▸ Exercise brief: Reproduce all the lines exactly as they stand, apart from the pictures.

▸ Stored rows:
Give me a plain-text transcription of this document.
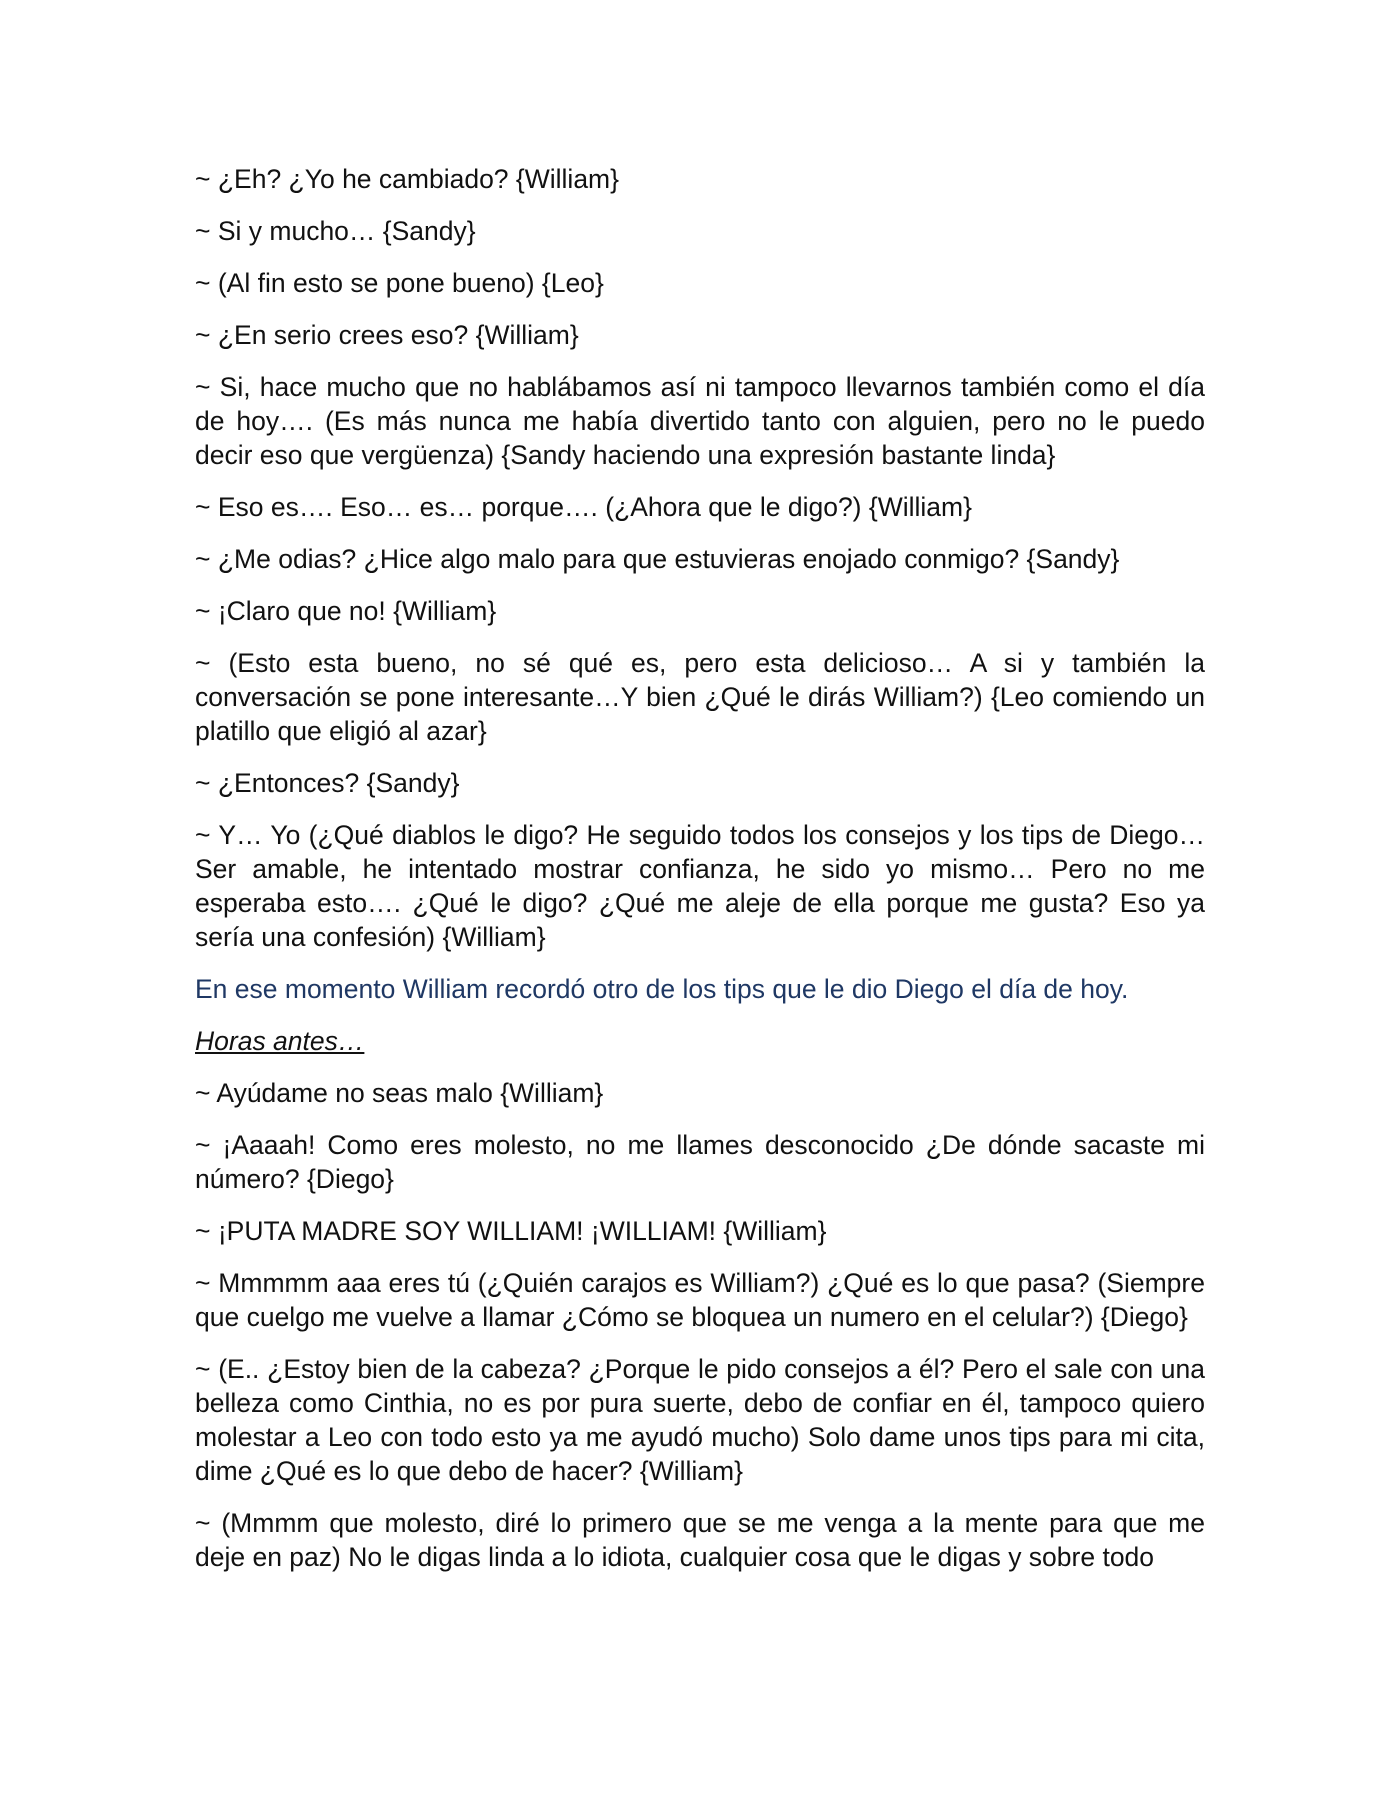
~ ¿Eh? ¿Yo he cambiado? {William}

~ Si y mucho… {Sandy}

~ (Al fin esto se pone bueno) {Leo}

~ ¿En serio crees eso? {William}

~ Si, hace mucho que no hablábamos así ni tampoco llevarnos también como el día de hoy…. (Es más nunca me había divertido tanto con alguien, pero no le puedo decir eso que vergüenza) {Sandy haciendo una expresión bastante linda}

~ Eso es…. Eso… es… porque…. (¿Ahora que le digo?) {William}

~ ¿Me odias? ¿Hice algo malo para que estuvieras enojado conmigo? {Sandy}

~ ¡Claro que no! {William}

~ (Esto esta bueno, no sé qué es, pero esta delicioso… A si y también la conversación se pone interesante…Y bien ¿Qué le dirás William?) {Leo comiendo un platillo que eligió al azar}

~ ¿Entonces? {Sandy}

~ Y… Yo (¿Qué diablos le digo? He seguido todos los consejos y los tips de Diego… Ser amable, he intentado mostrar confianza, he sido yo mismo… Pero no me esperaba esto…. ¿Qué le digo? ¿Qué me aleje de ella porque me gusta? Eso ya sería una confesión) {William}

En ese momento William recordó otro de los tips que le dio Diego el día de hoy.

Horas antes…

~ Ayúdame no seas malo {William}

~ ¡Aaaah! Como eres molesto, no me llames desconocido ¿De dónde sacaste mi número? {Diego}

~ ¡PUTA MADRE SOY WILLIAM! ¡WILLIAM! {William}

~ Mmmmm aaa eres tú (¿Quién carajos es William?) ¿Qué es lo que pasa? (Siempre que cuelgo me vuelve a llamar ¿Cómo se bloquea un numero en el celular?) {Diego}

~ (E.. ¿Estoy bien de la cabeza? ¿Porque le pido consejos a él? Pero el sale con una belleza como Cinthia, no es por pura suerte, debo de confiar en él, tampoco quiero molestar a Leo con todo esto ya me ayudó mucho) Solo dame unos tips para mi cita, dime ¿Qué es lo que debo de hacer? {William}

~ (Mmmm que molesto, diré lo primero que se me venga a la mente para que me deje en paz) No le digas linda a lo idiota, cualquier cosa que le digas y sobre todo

▸ Answer to the problem:
Give me a plain-text transcription of this document.
~ ¿Eh? ¿Yo he cambiado? {William}

~ Si y mucho… {Sandy}

~ (Al fin esto se pone bueno) {Leo}

~ ¿En serio crees eso? {William}

~ Si, hace mucho que no hablábamos así ni tampoco llevarnos también como el día de hoy…. (Es más nunca me había divertido tanto con alguien, pero no le puedo decir eso que vergüenza) {Sandy haciendo una expresión bastante linda}

~ Eso es…. Eso… es… porque…. (¿Ahora que le digo?) {William}

~ ¿Me odias? ¿Hice algo malo para que estuvieras enojado conmigo? {Sandy}

~ ¡Claro que no! {William}

~ (Esto esta bueno, no sé qué es, pero esta delicioso… A si y también la conversación se pone interesante…Y bien ¿Qué le dirás William?) {Leo comiendo un platillo que eligió al azar}

~ ¿Entonces? {Sandy}

~ Y… Yo (¿Qué diablos le digo? He seguido todos los consejos y los tips de Diego… Ser amable, he intentado mostrar confianza, he sido yo mismo… Pero no me esperaba esto…. ¿Qué le digo? ¿Qué me aleje de ella porque me gusta? Eso ya sería una confesión) {William}

En ese momento William recordó otro de los tips que le dio Diego el día de hoy.

Horas antes…

~ Ayúdame no seas malo {William}

~ ¡Aaaah! Como eres molesto, no me llames desconocido ¿De dónde sacaste mi número? {Diego}

~ ¡PUTA MADRE SOY WILLIAM! ¡WILLIAM! {William}

~ Mmmmm aaa eres tú (¿Quién carajos es William?) ¿Qué es lo que pasa? (Siempre que cuelgo me vuelve a llamar ¿Cómo se bloquea un numero en el celular?) {Diego}

~ (E.. ¿Estoy bien de la cabeza? ¿Porque le pido consejos a él? Pero el sale con una belleza como Cinthia, no es por pura suerte, debo de confiar en él, tampoco quiero molestar a Leo con todo esto ya me ayudó mucho) Solo dame unos tips para mi cita, dime ¿Qué es lo que debo de hacer? {William}

~ (Mmmm que molesto, diré lo primero que se me venga a la mente para que me deje en paz) No le digas linda a lo idiota, cualquier cosa que le digas y sobre todo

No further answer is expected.